### AIM
A line counts if it contains the word "JSON" at least once. State how many such lines the records contain, giving the number alone.

Records
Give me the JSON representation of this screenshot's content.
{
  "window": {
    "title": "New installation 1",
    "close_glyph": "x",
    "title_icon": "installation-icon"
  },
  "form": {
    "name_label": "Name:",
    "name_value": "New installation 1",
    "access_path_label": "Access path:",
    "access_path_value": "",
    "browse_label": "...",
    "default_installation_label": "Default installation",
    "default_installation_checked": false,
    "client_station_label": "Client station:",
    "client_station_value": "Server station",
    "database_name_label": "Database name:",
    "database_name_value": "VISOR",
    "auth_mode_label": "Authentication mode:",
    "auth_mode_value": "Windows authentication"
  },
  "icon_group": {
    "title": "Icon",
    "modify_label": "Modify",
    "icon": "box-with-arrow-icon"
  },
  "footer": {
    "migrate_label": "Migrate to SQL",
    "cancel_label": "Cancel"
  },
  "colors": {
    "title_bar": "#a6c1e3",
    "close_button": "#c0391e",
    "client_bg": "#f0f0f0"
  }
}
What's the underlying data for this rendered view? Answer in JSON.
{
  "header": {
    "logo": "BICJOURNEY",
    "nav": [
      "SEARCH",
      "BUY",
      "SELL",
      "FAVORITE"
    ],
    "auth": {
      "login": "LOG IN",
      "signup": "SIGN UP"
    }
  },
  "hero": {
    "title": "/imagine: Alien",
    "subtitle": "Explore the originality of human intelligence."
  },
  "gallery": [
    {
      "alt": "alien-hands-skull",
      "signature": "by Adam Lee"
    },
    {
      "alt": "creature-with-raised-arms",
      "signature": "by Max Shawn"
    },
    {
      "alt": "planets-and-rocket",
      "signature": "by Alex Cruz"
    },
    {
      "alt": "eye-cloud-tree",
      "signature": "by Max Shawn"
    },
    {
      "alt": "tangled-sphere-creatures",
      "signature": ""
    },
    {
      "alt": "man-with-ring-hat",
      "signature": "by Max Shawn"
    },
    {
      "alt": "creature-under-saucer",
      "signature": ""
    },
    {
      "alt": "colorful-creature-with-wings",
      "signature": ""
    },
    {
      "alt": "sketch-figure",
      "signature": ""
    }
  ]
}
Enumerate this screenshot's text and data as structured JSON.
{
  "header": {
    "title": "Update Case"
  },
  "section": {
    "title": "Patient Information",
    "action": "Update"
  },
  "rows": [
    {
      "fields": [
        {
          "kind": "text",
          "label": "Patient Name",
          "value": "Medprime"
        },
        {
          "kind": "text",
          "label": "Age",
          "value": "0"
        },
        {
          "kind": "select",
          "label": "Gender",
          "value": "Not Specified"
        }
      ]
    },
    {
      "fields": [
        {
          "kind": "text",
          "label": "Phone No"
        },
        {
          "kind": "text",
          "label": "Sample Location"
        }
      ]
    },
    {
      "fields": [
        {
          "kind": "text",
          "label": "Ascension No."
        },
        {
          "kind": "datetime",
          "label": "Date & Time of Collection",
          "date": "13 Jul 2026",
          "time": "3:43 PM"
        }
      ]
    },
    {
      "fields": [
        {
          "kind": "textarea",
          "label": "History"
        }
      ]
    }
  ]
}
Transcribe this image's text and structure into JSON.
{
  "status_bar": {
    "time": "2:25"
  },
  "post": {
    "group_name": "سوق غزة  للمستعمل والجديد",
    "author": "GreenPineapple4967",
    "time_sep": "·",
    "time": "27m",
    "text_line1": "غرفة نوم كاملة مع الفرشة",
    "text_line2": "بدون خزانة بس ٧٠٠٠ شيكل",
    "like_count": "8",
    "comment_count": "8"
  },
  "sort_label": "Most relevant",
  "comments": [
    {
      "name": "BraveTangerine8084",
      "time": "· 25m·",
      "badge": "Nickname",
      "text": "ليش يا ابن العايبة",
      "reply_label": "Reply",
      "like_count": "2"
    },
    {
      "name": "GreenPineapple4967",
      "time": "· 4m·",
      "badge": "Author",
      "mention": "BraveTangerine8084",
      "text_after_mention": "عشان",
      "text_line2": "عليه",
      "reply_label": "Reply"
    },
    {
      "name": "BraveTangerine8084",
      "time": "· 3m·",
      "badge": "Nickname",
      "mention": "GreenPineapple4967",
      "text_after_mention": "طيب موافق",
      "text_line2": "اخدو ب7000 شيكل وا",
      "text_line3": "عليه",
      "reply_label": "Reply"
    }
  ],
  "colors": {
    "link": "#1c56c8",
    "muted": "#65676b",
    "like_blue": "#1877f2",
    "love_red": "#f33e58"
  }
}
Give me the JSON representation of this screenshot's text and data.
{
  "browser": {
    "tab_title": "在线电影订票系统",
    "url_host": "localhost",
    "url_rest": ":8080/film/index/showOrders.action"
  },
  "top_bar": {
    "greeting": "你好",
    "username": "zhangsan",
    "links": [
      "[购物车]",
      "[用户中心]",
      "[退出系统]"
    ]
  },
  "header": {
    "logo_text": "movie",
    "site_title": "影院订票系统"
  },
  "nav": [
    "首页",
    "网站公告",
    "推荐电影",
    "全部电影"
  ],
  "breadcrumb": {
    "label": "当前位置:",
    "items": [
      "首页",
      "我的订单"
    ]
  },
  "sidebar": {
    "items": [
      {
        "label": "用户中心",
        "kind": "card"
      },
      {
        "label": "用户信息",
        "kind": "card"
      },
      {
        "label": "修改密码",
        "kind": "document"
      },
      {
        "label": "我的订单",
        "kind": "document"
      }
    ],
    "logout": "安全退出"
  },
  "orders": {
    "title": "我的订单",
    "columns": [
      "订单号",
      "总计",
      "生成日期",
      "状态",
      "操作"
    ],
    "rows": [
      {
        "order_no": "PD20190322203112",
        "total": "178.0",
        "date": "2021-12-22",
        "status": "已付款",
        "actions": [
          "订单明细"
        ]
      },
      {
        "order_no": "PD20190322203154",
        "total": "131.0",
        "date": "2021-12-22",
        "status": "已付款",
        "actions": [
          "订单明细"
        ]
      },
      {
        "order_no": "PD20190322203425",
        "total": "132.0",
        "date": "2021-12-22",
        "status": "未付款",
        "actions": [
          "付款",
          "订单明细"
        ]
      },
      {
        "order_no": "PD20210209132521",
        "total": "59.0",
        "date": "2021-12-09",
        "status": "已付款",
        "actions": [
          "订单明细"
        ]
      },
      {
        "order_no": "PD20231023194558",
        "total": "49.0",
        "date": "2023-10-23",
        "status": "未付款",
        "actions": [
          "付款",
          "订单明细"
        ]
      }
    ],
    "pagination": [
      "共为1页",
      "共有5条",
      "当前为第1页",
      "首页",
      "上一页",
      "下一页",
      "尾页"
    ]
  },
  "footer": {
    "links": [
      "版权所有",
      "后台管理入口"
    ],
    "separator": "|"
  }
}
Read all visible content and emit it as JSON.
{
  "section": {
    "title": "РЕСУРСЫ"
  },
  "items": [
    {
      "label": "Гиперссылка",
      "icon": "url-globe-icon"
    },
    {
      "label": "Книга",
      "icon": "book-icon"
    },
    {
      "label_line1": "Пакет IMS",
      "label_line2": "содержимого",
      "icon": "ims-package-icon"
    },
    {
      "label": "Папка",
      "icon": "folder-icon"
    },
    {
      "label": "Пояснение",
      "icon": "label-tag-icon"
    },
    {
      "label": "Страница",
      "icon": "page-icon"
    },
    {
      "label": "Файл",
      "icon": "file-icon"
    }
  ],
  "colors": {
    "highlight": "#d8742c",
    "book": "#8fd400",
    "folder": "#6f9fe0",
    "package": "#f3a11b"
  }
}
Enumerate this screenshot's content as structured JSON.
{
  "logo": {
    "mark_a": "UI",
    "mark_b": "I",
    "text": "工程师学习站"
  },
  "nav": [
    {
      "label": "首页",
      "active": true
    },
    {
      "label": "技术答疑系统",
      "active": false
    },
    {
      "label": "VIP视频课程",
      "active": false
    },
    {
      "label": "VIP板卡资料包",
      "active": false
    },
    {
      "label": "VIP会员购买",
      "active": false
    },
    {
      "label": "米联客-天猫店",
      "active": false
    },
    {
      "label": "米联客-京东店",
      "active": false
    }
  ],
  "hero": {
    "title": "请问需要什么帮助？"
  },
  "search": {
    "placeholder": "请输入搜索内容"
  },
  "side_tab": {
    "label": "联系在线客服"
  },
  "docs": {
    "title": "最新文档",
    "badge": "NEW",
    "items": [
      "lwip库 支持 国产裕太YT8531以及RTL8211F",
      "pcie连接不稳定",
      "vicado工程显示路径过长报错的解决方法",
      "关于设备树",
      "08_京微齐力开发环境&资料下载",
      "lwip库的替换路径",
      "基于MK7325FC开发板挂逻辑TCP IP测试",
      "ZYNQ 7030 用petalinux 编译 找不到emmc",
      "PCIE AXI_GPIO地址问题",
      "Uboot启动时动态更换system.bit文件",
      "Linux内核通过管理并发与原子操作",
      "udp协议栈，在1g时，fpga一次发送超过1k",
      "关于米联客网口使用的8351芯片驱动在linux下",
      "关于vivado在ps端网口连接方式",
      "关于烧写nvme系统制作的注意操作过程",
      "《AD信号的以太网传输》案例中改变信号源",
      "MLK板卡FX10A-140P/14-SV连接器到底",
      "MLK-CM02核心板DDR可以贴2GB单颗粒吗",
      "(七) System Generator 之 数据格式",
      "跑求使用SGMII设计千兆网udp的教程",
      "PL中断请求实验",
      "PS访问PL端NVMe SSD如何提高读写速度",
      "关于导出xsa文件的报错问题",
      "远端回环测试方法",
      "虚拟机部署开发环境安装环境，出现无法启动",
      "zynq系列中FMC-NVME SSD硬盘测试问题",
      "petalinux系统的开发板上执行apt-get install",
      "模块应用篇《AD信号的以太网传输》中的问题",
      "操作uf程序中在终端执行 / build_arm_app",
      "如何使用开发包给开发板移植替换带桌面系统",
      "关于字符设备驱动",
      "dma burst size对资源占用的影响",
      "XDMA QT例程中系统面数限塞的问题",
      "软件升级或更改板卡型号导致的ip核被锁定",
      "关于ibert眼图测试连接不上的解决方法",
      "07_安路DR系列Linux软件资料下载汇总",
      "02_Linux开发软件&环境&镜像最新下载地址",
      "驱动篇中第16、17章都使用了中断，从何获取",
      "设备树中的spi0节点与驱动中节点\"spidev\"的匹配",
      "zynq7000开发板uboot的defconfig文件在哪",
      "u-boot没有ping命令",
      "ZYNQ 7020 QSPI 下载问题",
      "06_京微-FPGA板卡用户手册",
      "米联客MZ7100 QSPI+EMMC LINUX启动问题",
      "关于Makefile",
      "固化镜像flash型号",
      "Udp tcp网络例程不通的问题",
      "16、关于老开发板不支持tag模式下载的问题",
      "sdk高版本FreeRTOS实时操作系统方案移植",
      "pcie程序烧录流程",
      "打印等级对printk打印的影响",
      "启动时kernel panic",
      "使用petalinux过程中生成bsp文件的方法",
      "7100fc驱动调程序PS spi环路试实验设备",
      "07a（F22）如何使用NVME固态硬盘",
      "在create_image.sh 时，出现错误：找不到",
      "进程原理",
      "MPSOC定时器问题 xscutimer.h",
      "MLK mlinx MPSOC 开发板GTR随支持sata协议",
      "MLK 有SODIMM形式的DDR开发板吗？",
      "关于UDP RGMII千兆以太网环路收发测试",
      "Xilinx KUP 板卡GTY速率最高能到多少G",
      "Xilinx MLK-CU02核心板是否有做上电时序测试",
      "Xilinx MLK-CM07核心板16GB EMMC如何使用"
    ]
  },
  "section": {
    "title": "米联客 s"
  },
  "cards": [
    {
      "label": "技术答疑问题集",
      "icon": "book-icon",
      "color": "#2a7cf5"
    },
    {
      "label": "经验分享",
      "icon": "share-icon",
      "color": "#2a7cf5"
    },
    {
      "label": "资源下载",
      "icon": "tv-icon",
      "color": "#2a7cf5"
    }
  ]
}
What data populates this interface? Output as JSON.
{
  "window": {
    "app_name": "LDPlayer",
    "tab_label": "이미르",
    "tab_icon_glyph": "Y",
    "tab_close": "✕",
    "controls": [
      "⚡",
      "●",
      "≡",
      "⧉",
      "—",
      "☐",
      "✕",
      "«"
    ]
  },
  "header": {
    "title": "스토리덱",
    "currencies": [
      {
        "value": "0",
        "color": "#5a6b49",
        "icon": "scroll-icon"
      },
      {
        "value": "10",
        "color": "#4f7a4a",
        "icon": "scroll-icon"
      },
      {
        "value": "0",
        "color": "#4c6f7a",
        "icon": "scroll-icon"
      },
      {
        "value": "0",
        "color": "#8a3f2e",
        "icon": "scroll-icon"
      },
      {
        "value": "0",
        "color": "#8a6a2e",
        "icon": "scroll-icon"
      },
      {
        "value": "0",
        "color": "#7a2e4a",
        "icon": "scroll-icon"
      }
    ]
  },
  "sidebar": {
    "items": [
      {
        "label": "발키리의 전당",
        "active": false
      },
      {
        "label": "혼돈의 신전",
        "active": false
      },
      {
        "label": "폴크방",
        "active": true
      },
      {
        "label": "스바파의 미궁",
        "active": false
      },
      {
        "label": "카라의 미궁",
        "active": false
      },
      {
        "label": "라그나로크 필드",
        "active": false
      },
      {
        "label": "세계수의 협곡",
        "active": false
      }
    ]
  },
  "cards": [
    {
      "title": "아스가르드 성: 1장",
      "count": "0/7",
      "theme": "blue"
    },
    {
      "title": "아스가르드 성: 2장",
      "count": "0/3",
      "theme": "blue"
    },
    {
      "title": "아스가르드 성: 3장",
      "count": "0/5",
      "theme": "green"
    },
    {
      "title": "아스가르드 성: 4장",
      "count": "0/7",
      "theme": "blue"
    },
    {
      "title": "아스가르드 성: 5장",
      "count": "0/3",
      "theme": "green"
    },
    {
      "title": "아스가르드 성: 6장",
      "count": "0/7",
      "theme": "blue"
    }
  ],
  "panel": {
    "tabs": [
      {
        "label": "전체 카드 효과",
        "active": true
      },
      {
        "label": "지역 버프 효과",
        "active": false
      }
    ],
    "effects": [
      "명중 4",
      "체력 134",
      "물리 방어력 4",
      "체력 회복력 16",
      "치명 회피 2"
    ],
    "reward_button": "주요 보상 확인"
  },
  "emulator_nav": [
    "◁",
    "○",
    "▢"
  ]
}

### OUTPUT
8